**WHAT NEEDS TO BE DONE**
Each entry below must be repeated exactly, with pictures left out.
--- begin DATASET ---
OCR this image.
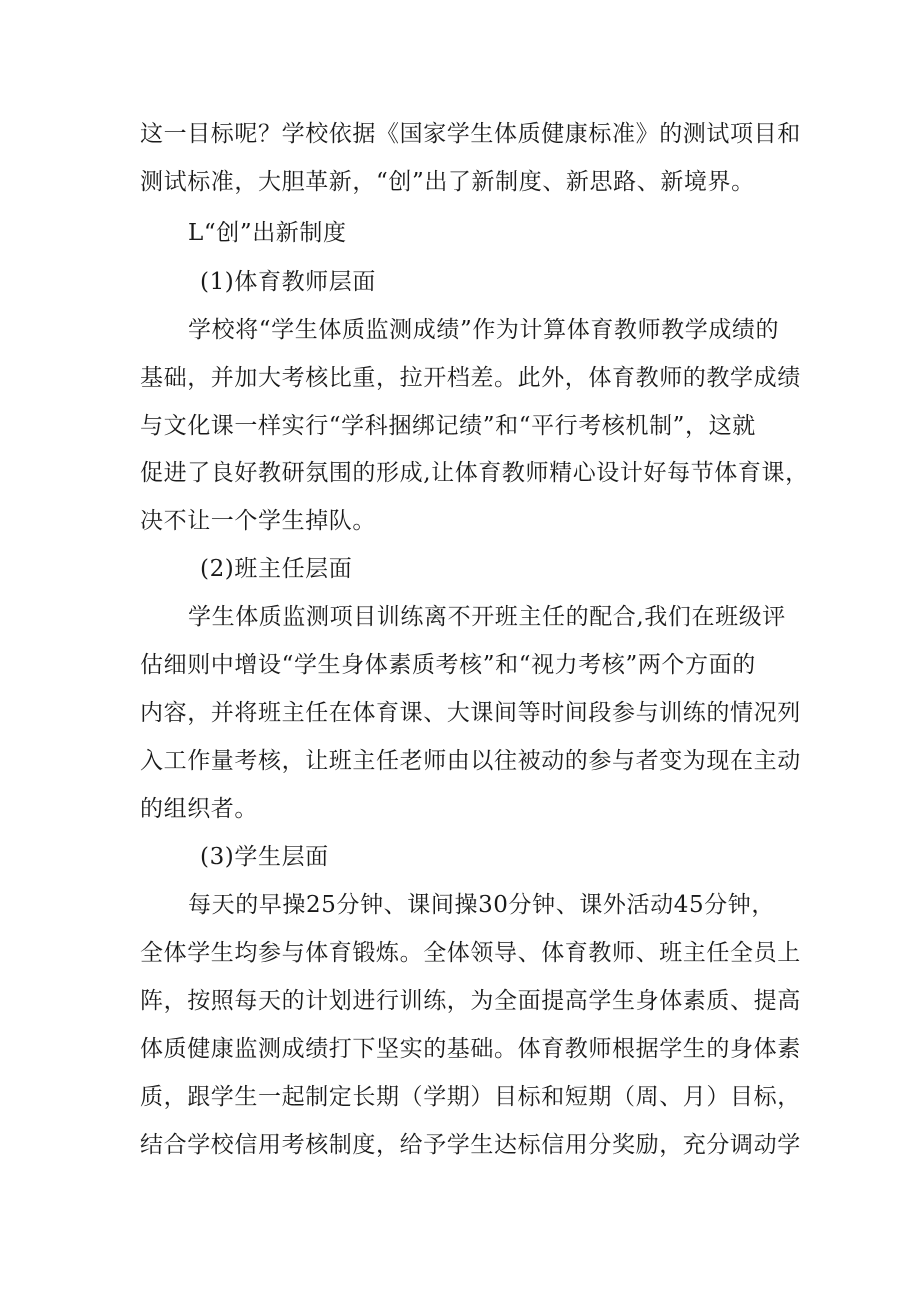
这一目标呢？学校依据《国家学生体质健康标准》的测试项目和
测试标准，大胆革新，“创”出了新制度、新思路、新境界。
L“创”出新制度
(1)体育教师层面
学校将“学生体质监测成绩”作为计算体育教师教学成绩的
基础，并加大考核比重，拉开档差。此外，体育教师的教学成绩
与文化课一样实行“学科捆绑记绩”和“平行考核机制”，这就
促进了良好教研氛围的形成,让体育教师精心设计好每节体育课，
决不让一个学生掉队。
(2)班主任层面
学生体质监测项目训练离不开班主任的配合,我们在班级评
估细则中增设“学生身体素质考核”和“视力考核”两个方面的
内容，并将班主任在体育课、大课间等时间段参与训练的情况列
入工作量考核，让班主任老师由以往被动的参与者变为现在主动
的组织者。
(3)学生层面
每天的早操25分钟、课间操30分钟、课外活动45分钟，
全体学生均参与体育锻炼。全体领导、体育教师、班主任全员上
阵，按照每天的计划进行训练，为全面提高学生身体素质、提高
体质健康监测成绩打下坚实的基础。体育教师根据学生的身体素
质，跟学生一起制定长期（学期）目标和短期（周、月）目标，
结合学校信用考核制度，给予学生达标信用分奖励，充分调动学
--- end DATASET ---
**THE ANSWER**
OCR this image.
这一目标呢？学校依据《国家学生体质健康标准》的测试项目和
测试标准，大胆革新，“创”出了新制度、新思路、新境界。
L“创”出新制度
(1)体育教师层面
学校将“学生体质监测成绩”作为计算体育教师教学成绩的
基础，并加大考核比重，拉开档差。此外，体育教师的教学成绩
与文化课一样实行“学科捆绑记绩”和“平行考核机制”，这就
促进了良好教研氛围的形成,让体育教师精心设计好每节体育课，
决不让一个学生掉队。
(2)班主任层面
学生体质监测项目训练离不开班主任的配合,我们在班级评
估细则中增设“学生身体素质考核”和“视力考核”两个方面的
内容，并将班主任在体育课、大课间等时间段参与训练的情况列
入工作量考核，让班主任老师由以往被动的参与者变为现在主动
的组织者。
(3)学生层面
每天的早操25分钟、课间操30分钟、课外活动45分钟，
全体学生均参与体育锻炼。全体领导、体育教师、班主任全员上
阵，按照每天的计划进行训练，为全面提高学生身体素质、提高
体质健康监测成绩打下坚实的基础。体育教师根据学生的身体素
质，跟学生一起制定长期（学期）目标和短期（周、月）目标，
结合学校信用考核制度，给予学生达标信用分奖励，充分调动学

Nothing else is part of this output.